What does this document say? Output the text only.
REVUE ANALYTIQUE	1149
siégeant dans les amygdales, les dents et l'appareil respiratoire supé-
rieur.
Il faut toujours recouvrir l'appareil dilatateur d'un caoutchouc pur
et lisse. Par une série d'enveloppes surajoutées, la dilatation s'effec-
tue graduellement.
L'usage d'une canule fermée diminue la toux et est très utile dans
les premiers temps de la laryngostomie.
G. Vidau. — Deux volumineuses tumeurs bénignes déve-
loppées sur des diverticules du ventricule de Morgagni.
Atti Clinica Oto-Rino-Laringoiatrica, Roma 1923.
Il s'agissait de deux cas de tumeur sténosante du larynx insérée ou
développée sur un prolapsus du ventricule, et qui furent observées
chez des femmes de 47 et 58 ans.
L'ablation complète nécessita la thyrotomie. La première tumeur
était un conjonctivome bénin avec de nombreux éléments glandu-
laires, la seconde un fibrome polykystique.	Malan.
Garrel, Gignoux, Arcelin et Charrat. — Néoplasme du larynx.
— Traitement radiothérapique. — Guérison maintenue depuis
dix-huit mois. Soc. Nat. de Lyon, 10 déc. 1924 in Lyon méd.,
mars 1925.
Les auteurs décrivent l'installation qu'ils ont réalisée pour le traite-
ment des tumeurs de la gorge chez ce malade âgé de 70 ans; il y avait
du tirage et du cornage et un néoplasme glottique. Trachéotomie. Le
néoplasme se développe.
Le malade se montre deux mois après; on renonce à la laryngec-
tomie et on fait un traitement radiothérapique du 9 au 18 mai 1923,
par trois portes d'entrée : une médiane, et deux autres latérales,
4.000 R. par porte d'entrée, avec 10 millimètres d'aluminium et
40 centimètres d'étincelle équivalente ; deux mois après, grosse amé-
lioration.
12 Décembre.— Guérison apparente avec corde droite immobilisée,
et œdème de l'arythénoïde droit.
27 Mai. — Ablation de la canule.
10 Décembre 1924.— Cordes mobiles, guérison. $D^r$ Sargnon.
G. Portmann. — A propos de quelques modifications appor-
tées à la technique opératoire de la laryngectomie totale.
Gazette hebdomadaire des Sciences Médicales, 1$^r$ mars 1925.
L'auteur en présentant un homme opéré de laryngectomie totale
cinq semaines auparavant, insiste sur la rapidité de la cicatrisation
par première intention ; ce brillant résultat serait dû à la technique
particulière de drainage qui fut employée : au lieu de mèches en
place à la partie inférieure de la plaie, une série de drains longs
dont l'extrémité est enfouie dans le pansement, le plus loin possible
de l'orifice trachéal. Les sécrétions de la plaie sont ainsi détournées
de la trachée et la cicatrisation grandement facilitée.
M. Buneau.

The problem » Retype the material in full. Each word must match.

Exercise output »
What does this document say? Output the text only.
REVUE ANALYTIQUE	1149
siégeant dans les amygdales, les dents et l'appareil respiratoire supé-
rieur.
Il faut toujours recouvrir l'appareil dilatateur d'un caoutchouc pur
et lisse. Par une série d'enveloppes surajoutées, la dilatation s'effec-
tue graduellement.
L'usage d'une canule fermée diminue la toux et est très utile dans
les premiers temps de la laryngostomie.
G. Vidau. — Deux volumineuses tumeurs bénignes déve-
loppées sur des diverticules du ventricule de Morgagni.
Atti Clinica Oto-Rino-Laringoiatrica, Roma 1923.
Il s'agissait de deux cas de tumeur sténosante du larynx insérée ou
développée sur un prolapsus du ventricule, et qui furent observées
chez des femmes de 47 et 58 ans.
L'ablation complète nécessita la thyrotomie. La première tumeur
était un conjonctivome bénin avec de nombreux éléments glandu-
laires, la seconde un fibrome polykystique.	Malan.
Garrel, Gignoux, Arcelin et Charrat. — Néoplasme du larynx.
— Traitement radiothérapique. — Guérison maintenue depuis
dix-huit mois. Soc. Nat. de Lyon, 10 déc. 1924 in Lyon méd.,
mars 1925.
Les auteurs décrivent l'installation qu'ils ont réalisée pour le traite-
ment des tumeurs de la gorge chez ce malade âgé de 70 ans; il y avait
du tirage et du cornage et un néoplasme glottique. Trachéotomie. Le
néoplasme se développe.
Le malade se montre deux mois après; on renonce à la laryngec-
tomie et on fait un traitement radiothérapique du 9 au 18 mai 1923,
par trois portes d'entrée : une médiane, et deux autres latérales,
4.000 R. par porte d'entrée, avec 10 millimètres d'aluminium et
40 centimètres d'étincelle équivalente ; deux mois après, grosse amé-
lioration.
12 Décembre.— Guérison apparente avec corde droite immobilisée,
et œdème de l'arythénoïde droit.
27 Mai. — Ablation de la canule.
10 Décembre 1924.— Cordes mobiles, guérison. $D^r$ Sargnon.
G. Portmann. — A propos de quelques modifications appor-
tées à la technique opératoire de la laryngectomie totale.
Gazette hebdomadaire des Sciences Médicales, 1$^r$ mars 1925.
L'auteur en présentant un homme opéré de laryngectomie totale
cinq semaines auparavant, insiste sur la rapidité de la cicatrisation
par première intention ; ce brillant résultat serait dû à la technique
particulière de drainage qui fut employée : au lieu de mèches en
place à la partie inférieure de la plaie, une série de drains longs
dont l'extrémité est enfouie dans le pansement, le plus loin possible
de l'orifice trachéal. Les sécrétions de la plaie sont ainsi détournées
de la trachée et la cicatrisation grandement facilitée.
M. Buneau.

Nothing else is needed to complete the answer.